↓↓↓

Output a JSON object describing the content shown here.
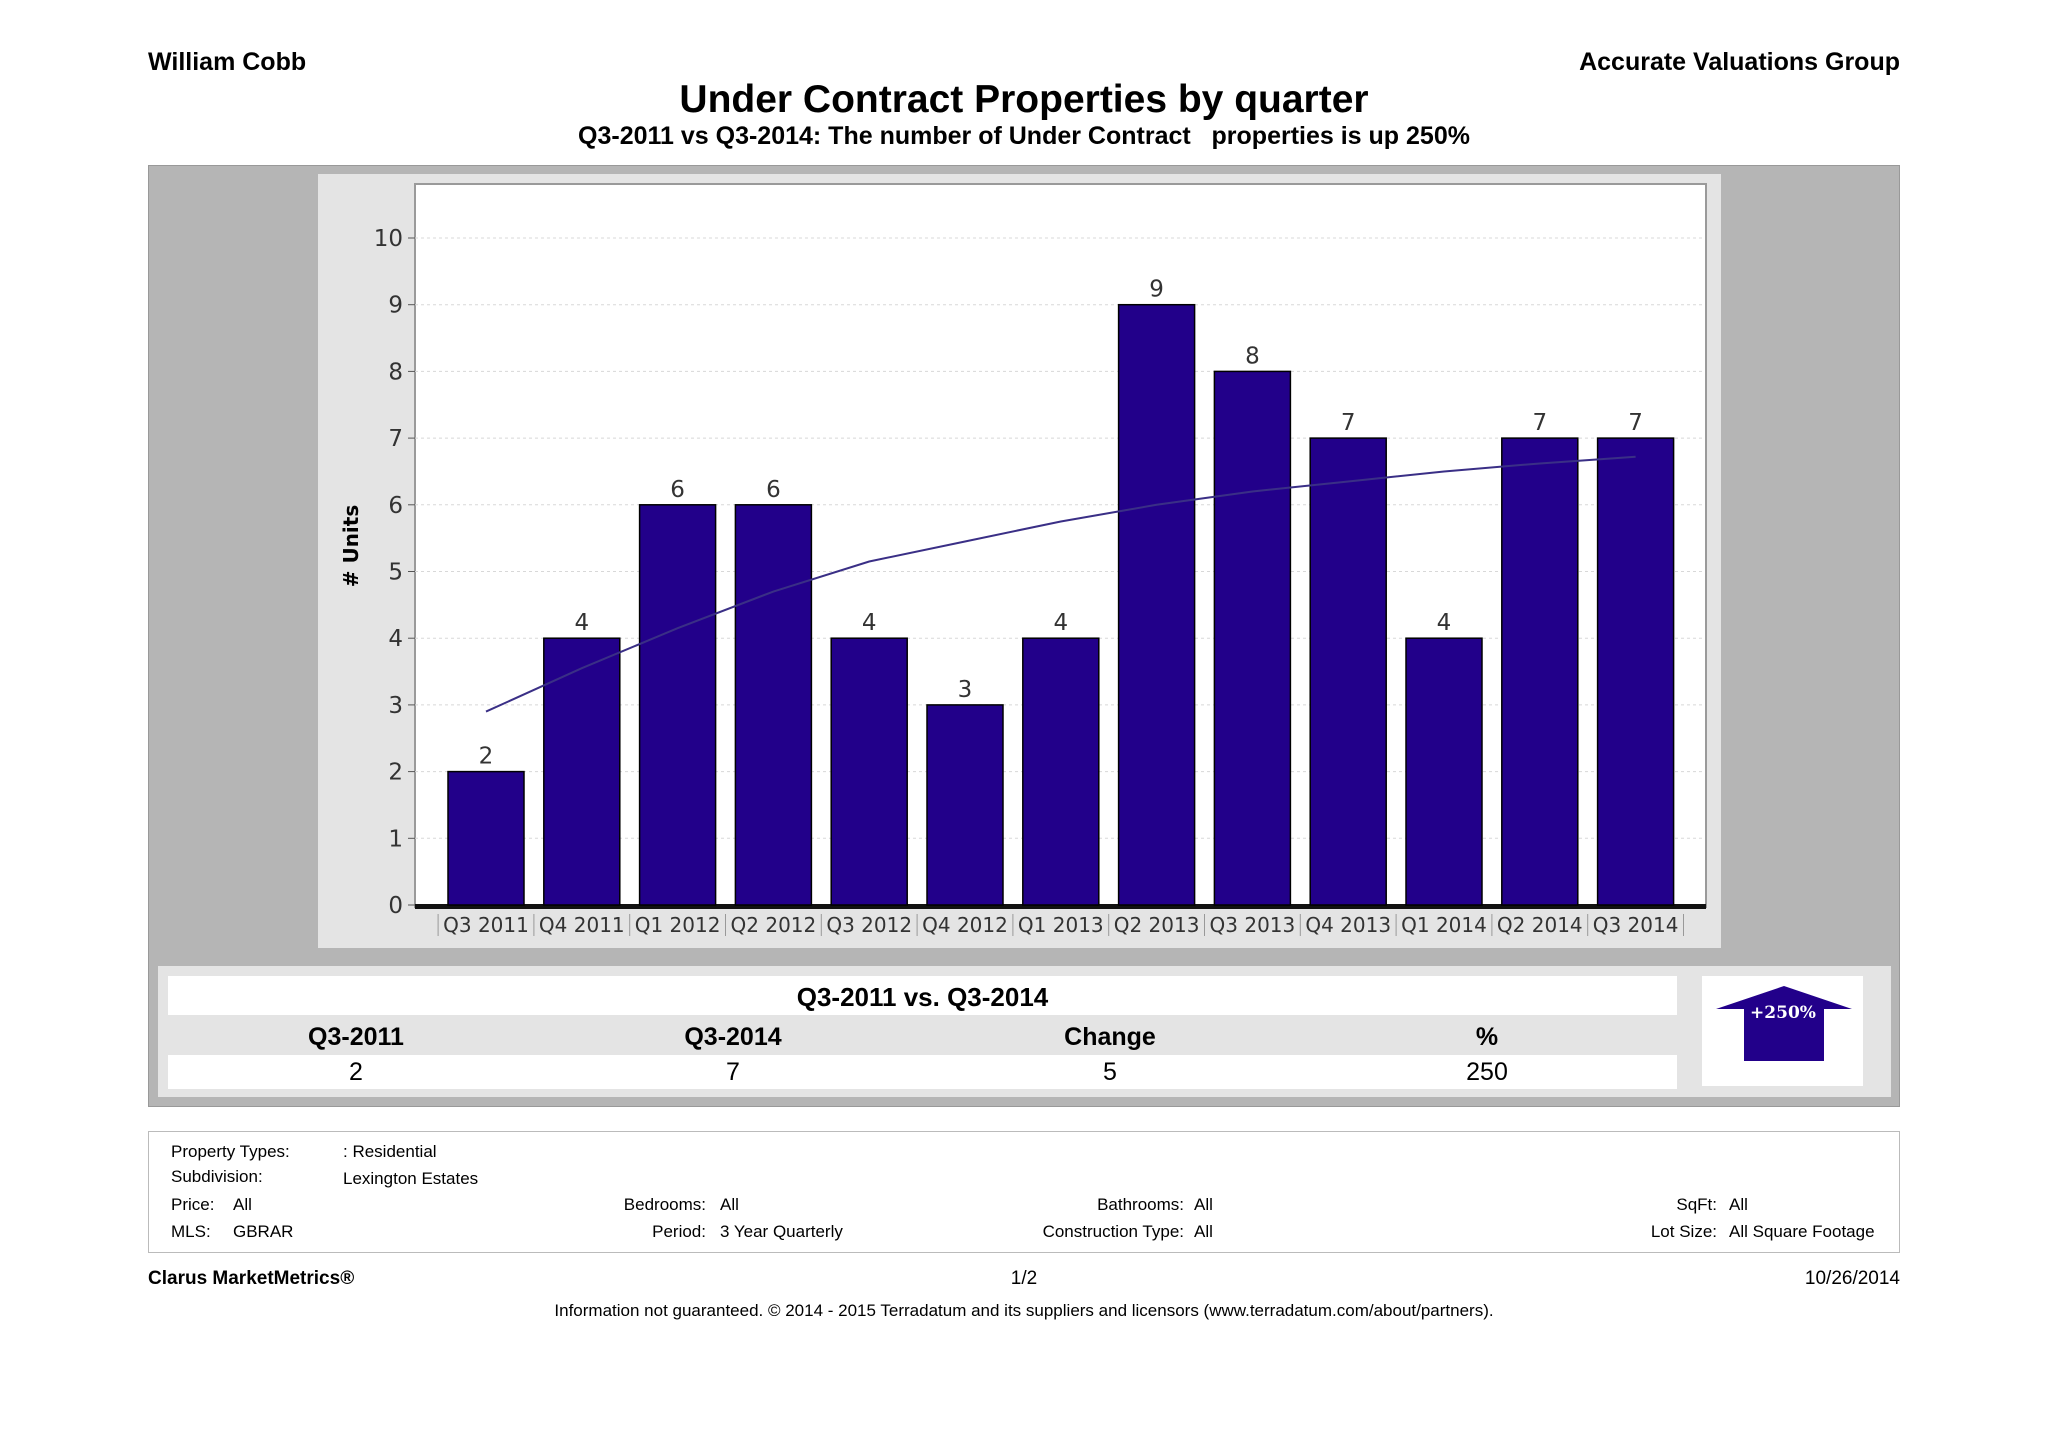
{
  "header": {
    "agent": "William  Cobb",
    "company": "Accurate Valuations Group",
    "title": "Under Contract Properties by quarter",
    "subtitle": "Q3-2011 vs Q3-2014: The number of Under Contract   properties is up 250%"
  },
  "chart_data": {
    "type": "bar",
    "categories": [
      "Q3 2011",
      "Q4 2011",
      "Q1 2012",
      "Q2 2012",
      "Q3 2012",
      "Q4 2012",
      "Q1 2013",
      "Q2 2013",
      "Q3 2013",
      "Q4 2013",
      "Q1 2014",
      "Q2 2014",
      "Q3 2014"
    ],
    "values": [
      2,
      4,
      6,
      6,
      4,
      3,
      4,
      9,
      8,
      7,
      4,
      7,
      7
    ],
    "trendline": [
      2.9,
      3.55,
      4.15,
      4.7,
      5.15,
      5.45,
      5.75,
      6.0,
      6.2,
      6.35,
      6.5,
      6.62,
      6.72
    ],
    "ylabel": "# Units",
    "ylim": [
      0,
      10
    ],
    "yticks": [
      0,
      1,
      2,
      3,
      4,
      5,
      6,
      7,
      8,
      9,
      10
    ],
    "grid": true,
    "colors": {
      "bar": "#22008a",
      "bar_edge": "#000000",
      "trend": "#3a2f86"
    }
  },
  "summary": {
    "title": "Q3-2011 vs. Q3-2014",
    "headers": [
      "Q3-2011",
      "Q3-2014",
      "Change",
      "%"
    ],
    "values": [
      "2",
      "7",
      "5",
      "250"
    ],
    "badge": "+250%",
    "badge_icon": "up-arrow-icon",
    "badge_color": "#22008a"
  },
  "filters": {
    "property_types_label": "Property Types:",
    "property_types_value": ": Residential",
    "subdivision_label": "Subdivision:",
    "subdivision_value": "Lexington Estates",
    "price_label": "Price:",
    "price_value": "All",
    "mls_label": "MLS:",
    "mls_value": "GBRAR",
    "bedrooms_label": "Bedrooms:",
    "bedrooms_value": "All",
    "period_label": "Period:",
    "period_value": "3 Year Quarterly",
    "bathrooms_label": "Bathrooms:",
    "bathrooms_value": "All",
    "construction_label": "Construction Type:",
    "construction_value": "All",
    "sqft_label": "SqFt:",
    "sqft_value": "All",
    "lot_label": "Lot Size:",
    "lot_value": "All Square Footage"
  },
  "footer": {
    "brand": "Clarus MarketMetrics®",
    "page": "1/2",
    "date": "10/26/2014",
    "disclaimer": "Information not guaranteed. © 2014 - 2015 Terradatum and its suppliers and licensors (www.terradatum.com/about/partners)."
  }
}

↑↑↑

• [Short task]: Find the string "Contract" in the entries above and return each line that holds it.

• [Answer to the exercise]:
    "title": "Under Contract Properties by quarter",
    "subtitle": "Q3-2011 vs Q3-2014: The number of Under Contract   properties is up 250%"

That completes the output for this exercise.